▶ _Work required_: Identify the lines bearing the string "color" and gather them.

↓

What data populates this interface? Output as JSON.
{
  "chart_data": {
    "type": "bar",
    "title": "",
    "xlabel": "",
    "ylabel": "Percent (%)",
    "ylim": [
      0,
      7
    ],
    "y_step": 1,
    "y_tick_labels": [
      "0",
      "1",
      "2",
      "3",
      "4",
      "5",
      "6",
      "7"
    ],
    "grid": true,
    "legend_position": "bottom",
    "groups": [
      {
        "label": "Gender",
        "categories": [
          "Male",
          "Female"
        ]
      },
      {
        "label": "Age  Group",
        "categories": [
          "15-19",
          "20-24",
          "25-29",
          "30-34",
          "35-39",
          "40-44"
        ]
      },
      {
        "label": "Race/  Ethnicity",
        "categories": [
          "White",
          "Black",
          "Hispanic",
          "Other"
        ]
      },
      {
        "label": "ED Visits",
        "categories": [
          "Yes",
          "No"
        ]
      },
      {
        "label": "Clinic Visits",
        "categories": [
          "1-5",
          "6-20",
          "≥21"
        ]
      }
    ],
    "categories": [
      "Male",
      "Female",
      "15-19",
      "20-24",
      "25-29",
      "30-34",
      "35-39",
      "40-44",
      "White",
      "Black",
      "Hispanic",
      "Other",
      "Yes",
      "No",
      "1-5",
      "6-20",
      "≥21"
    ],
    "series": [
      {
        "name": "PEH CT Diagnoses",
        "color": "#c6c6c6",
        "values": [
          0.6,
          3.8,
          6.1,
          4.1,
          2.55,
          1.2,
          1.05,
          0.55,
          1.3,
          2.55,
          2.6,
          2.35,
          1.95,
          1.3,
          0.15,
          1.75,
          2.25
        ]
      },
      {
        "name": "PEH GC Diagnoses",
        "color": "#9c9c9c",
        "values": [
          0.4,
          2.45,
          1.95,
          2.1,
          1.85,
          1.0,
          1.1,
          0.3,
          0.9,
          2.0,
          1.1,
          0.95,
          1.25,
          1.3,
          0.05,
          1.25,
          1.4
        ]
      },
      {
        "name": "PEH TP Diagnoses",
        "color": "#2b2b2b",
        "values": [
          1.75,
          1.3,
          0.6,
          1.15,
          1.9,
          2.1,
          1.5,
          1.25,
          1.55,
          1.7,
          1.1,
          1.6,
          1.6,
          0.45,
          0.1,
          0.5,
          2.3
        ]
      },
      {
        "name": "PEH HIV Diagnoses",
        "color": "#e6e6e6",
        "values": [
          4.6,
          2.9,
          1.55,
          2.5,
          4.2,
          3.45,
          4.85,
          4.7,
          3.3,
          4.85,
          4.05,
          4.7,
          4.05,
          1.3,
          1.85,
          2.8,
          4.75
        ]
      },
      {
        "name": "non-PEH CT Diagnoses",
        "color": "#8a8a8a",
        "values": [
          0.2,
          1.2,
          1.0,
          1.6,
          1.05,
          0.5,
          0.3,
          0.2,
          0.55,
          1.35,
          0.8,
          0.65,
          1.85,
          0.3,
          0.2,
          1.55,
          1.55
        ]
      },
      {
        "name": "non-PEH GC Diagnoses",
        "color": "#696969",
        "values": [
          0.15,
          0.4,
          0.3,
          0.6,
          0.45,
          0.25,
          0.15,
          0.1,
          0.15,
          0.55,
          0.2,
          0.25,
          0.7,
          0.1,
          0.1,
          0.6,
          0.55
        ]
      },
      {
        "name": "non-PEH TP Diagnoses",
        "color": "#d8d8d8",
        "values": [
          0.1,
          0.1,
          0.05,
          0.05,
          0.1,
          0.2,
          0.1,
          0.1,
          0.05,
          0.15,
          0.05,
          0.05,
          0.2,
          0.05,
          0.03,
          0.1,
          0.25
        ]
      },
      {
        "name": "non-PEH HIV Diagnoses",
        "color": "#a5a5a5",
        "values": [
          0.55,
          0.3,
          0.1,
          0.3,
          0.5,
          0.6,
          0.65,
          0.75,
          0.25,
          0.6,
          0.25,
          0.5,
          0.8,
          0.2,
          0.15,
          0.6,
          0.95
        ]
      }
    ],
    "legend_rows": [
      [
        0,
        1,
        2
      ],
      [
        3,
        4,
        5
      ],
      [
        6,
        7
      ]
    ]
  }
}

↑

▶ _Result of this task_:
        "color": "#c6c6c6",
        "color": "#9c9c9c",
        "color": "#2b2b2b",
        "color": "#e6e6e6",
        "color": "#8a8a8a",
        "color": "#696969",
        "color": "#d8d8d8",
        "color": "#a5a5a5",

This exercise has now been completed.